■ **Written exercise**: Return every line of the records below verbatim, with no pictures in the copy.

[A block of data]
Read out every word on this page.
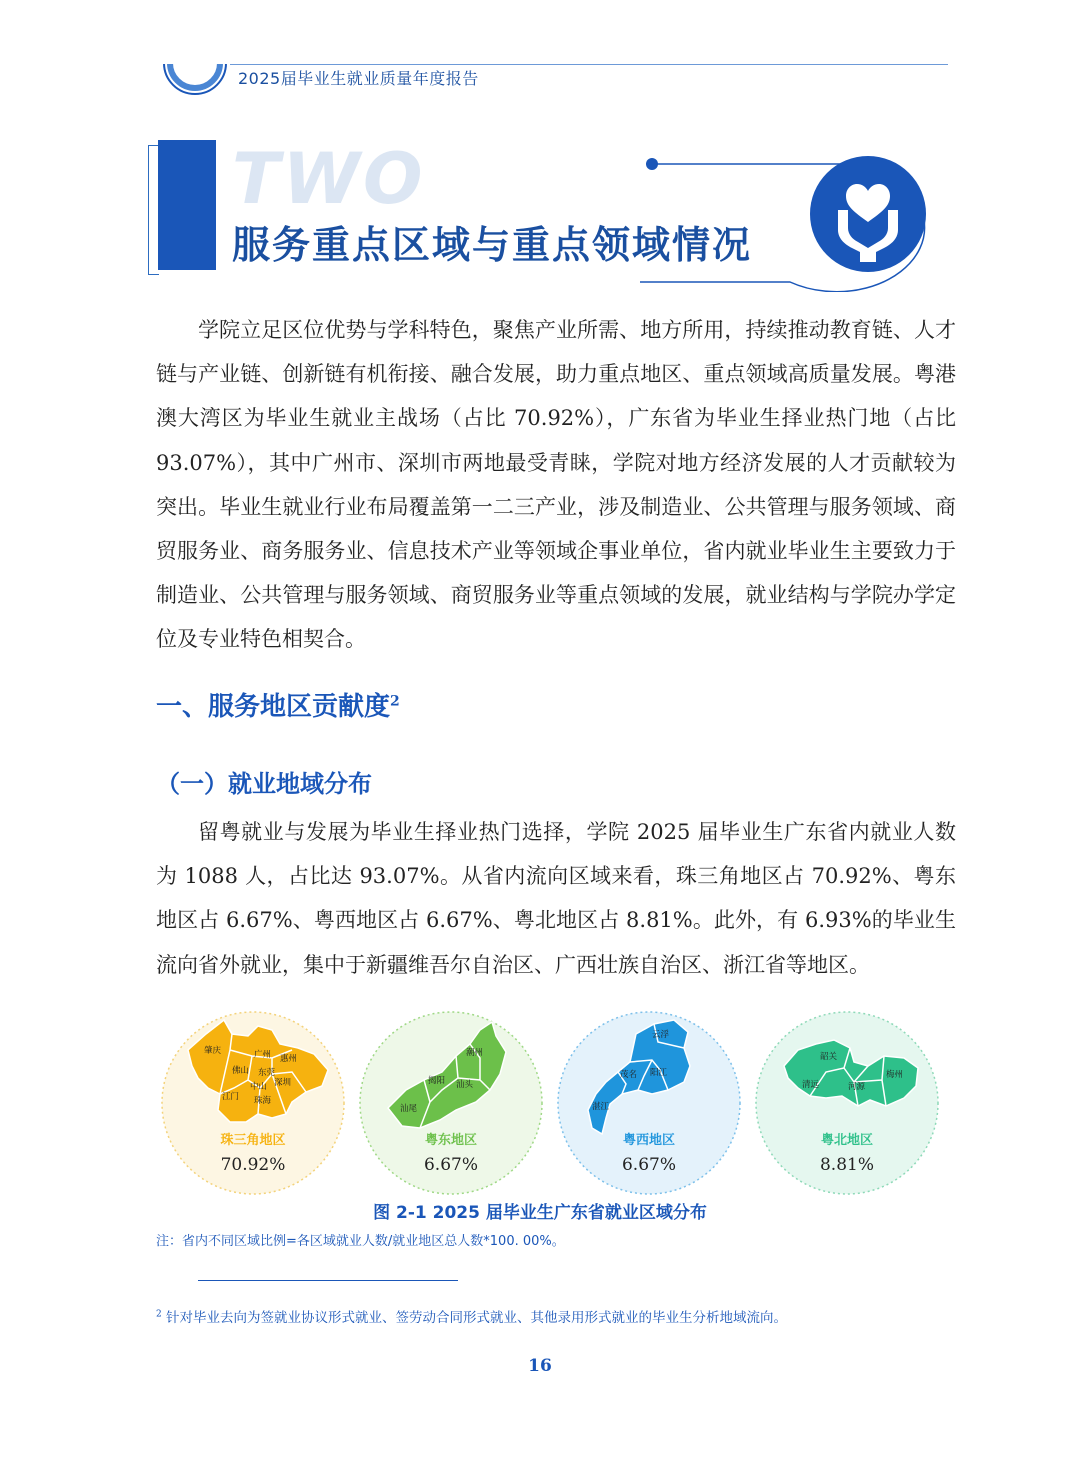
2025届毕业生就业质量年度报告
TWO
服务重点区域与重点领域情况

学院立足区位优势与学科特色，聚焦产业所需、地方所用，持续推动教育链、人才链与产业链、创新链有机衔接、融合发展，助力重点地区、重点领域高质量发展。粤港澳大湾区为毕业生就业主战场（占比 70.92%），广东省为毕业生择业热门地（占比 93.07%），其中广州市、深圳市两地最受青睐，学院对地方经济发展的人才贡献较为突出。毕业生就业行业布局覆盖第一二三产业，涉及制造业、公共管理与服务领域、商贸服务业、商务服务业、信息技术产业等领域企事业单位，省内就业毕业生主要致力于制造业、公共管理与服务领域、商贸服务业等重点领域的发展，就业结构与学院办学定位及专业特色相契合。

一、服务地区贡献度$^2$
（一）就业地域分布

留粤就业与发展为毕业生择业热门选择，学院 2025 届毕业生广东省内就业人数为 1088 人，占比达 93.07%。从省内流向区域来看，珠三角地区占 70.92%、粤东地区占 6.67%、粤西地区占 6.67%、粤北地区占 8.81%。此外，有 6.93%的毕业生流向省外就业，集中于新疆维吾尔自治区、广西壮族自治区、浙江省等地区。

珠三角地区
70.92%
肇庆	广州 惠州
佛山 东莞
中山 深圳
江门 珠海
粤东地区
6.67%
潮州
揭阳 汕头
汕尾
粤西地区
6.67%
云浮
茂名 阳江
湛江
粤北地区
8.81%
韶关
清远	河源
梅州
图 2-1 2025 届毕业生广东省就业区域分布
注：省内不同区域比例=各区域就业人数/就业地区总人数*100. 00%。
$^2$ 针对毕业去向为签就业协议形式就业、签劳动合同形式就业、其他录用形式就业的毕业生分析地域流向。
16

■ **Output for this task**:
Read out every word on this page.
2025届毕业生就业质量年度报告
TWO
服务重点区域与重点领域情况

学院立足区位优势与学科特色，聚焦产业所需、地方所用，持续推动教育链、人才链与产业链、创新链有机衔接、融合发展，助力重点地区、重点领域高质量发展。粤港澳大湾区为毕业生就业主战场（占比 70.92%），广东省为毕业生择业热门地（占比 93.07%），其中广州市、深圳市两地最受青睐，学院对地方经济发展的人才贡献较为突出。毕业生就业行业布局覆盖第一二三产业，涉及制造业、公共管理与服务领域、商贸服务业、商务服务业、信息技术产业等领域企事业单位，省内就业毕业生主要致力于制造业、公共管理与服务领域、商贸服务业等重点领域的发展，就业结构与学院办学定位及专业特色相契合。

一、服务地区贡献度$^2$
（一）就业地域分布

留粤就业与发展为毕业生择业热门选择，学院 2025 届毕业生广东省内就业人数为 1088 人，占比达 93.07%。从省内流向区域来看，珠三角地区占 70.92%、粤东地区占 6.67%、粤西地区占 6.67%、粤北地区占 8.81%。此外，有 6.93%的毕业生流向省外就业，集中于新疆维吾尔自治区、广西壮族自治区、浙江省等地区。

珠三角地区
70.92%
肇庆	广州 惠州
佛山 东莞
中山 深圳
江门 珠海
粤东地区
6.67%
潮州
揭阳 汕头
汕尾
粤西地区
6.67%
云浮
茂名 阳江
湛江
粤北地区
8.81%
韶关
清远	河源
梅州
图 2-1 2025 届毕业生广东省就业区域分布
注：省内不同区域比例=各区域就业人数/就业地区总人数*100. 00%。
$^2$ 针对毕业去向为签就业协议形式就业、签劳动合同形式就业、其他录用形式就业的毕业生分析地域流向。
16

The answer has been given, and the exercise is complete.